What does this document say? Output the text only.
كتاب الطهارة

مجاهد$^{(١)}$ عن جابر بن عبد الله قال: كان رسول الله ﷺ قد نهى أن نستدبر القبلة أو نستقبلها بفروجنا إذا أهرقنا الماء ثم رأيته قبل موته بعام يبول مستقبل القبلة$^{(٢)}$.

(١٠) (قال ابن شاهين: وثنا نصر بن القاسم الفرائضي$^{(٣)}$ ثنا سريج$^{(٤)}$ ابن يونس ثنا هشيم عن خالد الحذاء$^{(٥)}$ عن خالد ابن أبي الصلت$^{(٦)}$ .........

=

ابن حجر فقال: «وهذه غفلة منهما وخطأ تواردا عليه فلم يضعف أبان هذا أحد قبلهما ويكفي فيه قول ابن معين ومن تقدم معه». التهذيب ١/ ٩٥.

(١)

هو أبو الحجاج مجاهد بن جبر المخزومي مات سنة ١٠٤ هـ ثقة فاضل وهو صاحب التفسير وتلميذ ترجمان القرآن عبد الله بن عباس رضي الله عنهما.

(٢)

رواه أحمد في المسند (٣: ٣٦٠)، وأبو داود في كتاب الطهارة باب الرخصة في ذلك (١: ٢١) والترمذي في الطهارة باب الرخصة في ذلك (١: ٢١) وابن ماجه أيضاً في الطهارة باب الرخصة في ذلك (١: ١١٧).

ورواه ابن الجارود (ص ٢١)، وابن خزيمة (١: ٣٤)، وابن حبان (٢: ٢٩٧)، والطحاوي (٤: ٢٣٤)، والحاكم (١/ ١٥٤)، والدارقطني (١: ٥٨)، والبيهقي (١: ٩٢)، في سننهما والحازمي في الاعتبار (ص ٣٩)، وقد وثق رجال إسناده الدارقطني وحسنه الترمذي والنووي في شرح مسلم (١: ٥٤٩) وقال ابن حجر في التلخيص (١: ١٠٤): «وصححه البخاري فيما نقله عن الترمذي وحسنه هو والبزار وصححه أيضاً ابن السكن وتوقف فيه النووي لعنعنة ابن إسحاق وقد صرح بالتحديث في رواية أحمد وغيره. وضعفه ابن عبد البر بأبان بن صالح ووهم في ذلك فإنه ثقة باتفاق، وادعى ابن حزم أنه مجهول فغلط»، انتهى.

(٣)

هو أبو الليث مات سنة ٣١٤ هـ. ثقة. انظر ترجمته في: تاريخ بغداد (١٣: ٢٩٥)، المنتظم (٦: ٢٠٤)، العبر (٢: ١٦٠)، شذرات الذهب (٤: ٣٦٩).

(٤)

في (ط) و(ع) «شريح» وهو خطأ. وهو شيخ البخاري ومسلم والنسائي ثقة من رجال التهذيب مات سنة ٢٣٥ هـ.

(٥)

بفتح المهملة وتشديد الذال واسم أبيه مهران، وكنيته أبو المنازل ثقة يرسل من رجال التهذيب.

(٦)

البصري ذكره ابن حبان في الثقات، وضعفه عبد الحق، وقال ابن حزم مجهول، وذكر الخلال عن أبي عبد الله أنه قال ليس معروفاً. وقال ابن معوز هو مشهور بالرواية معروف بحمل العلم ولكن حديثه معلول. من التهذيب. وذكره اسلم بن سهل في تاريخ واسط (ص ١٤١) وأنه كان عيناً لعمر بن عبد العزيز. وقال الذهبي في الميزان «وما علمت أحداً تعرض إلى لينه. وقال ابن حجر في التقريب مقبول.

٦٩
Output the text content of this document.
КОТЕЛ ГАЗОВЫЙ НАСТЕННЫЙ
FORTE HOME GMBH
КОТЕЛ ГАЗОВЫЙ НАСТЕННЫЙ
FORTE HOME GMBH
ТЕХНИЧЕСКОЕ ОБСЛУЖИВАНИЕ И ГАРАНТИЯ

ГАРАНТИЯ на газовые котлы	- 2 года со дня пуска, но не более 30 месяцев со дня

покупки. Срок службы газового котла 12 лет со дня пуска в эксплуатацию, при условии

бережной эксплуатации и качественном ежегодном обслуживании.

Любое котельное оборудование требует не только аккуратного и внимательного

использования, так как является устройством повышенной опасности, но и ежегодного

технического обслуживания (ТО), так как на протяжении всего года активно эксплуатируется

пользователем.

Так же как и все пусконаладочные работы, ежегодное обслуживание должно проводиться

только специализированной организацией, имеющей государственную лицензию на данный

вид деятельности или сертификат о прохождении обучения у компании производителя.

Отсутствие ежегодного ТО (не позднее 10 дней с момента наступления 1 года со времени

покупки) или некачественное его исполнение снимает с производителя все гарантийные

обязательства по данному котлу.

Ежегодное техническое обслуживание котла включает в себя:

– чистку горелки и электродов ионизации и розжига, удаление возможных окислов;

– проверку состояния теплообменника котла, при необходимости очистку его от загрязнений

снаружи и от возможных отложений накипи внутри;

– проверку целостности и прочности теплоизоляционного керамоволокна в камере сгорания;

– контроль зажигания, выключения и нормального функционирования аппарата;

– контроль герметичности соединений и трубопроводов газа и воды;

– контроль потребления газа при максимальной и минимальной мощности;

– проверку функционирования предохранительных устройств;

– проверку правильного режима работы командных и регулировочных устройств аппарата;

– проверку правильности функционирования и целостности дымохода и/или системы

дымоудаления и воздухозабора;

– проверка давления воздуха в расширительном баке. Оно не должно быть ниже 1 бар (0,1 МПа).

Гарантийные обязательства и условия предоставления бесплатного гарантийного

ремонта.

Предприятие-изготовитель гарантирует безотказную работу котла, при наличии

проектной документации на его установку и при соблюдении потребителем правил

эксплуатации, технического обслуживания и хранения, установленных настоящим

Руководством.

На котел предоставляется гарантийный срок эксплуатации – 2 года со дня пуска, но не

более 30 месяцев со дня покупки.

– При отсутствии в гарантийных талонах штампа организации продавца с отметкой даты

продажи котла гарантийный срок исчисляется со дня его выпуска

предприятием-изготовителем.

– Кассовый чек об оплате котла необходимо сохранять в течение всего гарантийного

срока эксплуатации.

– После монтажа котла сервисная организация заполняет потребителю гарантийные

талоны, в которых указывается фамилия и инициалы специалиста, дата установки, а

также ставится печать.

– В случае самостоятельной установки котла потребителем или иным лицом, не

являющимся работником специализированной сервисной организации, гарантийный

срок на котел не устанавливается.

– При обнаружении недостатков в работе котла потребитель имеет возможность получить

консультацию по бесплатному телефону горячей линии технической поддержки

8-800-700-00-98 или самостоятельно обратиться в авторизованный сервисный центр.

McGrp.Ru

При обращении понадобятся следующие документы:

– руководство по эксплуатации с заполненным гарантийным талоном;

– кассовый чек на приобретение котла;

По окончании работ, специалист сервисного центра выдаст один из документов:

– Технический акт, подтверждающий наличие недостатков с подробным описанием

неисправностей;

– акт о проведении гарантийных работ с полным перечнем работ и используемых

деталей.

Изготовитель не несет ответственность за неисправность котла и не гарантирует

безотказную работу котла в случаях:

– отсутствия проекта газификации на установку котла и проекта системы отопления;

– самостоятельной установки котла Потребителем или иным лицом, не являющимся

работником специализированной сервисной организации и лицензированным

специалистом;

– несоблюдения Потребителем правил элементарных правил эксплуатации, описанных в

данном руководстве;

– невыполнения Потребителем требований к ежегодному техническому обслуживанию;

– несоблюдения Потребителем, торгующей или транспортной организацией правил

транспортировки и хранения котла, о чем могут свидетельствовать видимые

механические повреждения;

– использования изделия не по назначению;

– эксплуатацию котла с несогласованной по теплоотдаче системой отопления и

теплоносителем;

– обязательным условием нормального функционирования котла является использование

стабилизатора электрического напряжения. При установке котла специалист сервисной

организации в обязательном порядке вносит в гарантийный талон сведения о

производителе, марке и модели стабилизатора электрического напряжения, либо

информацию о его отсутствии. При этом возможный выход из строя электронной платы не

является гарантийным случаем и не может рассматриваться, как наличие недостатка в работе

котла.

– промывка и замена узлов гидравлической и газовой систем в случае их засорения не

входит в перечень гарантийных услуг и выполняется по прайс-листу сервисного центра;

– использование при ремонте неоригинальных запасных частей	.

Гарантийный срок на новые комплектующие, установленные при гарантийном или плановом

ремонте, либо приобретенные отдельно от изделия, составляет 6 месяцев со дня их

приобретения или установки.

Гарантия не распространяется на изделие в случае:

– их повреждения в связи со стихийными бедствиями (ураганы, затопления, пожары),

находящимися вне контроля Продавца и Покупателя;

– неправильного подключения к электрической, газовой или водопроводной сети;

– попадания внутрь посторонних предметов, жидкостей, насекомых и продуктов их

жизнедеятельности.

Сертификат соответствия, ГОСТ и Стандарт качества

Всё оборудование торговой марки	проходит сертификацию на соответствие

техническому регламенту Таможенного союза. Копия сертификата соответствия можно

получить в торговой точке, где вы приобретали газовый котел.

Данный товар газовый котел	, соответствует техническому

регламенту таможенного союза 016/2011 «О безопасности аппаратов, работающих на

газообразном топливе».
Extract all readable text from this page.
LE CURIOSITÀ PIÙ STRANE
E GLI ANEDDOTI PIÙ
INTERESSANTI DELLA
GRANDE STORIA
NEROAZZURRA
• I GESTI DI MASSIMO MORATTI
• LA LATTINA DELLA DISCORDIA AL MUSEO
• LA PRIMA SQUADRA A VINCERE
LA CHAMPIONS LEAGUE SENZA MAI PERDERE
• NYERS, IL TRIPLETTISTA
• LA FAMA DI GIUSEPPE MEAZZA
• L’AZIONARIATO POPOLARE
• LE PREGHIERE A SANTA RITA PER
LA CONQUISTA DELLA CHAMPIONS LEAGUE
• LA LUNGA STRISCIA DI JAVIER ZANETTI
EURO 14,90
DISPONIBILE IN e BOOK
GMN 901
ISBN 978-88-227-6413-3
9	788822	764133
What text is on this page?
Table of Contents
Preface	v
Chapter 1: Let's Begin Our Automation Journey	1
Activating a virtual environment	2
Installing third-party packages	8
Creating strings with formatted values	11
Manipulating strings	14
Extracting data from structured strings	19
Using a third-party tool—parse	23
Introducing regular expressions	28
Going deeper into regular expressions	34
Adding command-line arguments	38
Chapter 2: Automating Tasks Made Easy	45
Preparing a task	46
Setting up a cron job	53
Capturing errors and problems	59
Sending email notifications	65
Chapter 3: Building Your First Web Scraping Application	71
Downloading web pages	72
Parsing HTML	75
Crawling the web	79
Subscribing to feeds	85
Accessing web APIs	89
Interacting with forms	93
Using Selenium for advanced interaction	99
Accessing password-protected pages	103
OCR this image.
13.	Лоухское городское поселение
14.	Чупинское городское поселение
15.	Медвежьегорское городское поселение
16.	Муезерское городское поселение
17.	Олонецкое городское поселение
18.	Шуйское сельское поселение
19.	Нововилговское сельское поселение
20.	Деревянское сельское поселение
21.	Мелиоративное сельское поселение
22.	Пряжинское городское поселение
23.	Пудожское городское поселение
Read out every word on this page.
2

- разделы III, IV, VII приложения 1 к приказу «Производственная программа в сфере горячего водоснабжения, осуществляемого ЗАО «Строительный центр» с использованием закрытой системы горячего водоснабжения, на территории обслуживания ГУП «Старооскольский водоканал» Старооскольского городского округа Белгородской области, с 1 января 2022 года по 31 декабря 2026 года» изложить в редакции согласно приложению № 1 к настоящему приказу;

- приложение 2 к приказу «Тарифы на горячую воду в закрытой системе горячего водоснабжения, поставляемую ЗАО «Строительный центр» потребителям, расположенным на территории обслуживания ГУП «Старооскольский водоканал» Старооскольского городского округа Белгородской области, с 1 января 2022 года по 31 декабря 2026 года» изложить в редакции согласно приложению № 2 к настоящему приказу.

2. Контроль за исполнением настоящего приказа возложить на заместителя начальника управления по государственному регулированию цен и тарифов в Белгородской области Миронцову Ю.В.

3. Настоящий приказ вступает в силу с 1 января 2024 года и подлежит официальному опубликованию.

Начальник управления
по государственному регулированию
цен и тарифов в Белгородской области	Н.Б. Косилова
* * * * * * *
- TASK:
Extract all lines containing the word "технического".

- TASK OUTPUT:
технического обслуживания (ТО), так как на протяжении всего года активно эксплуатируется
эксплуатации, технического обслуживания и хранения, установленных настоящим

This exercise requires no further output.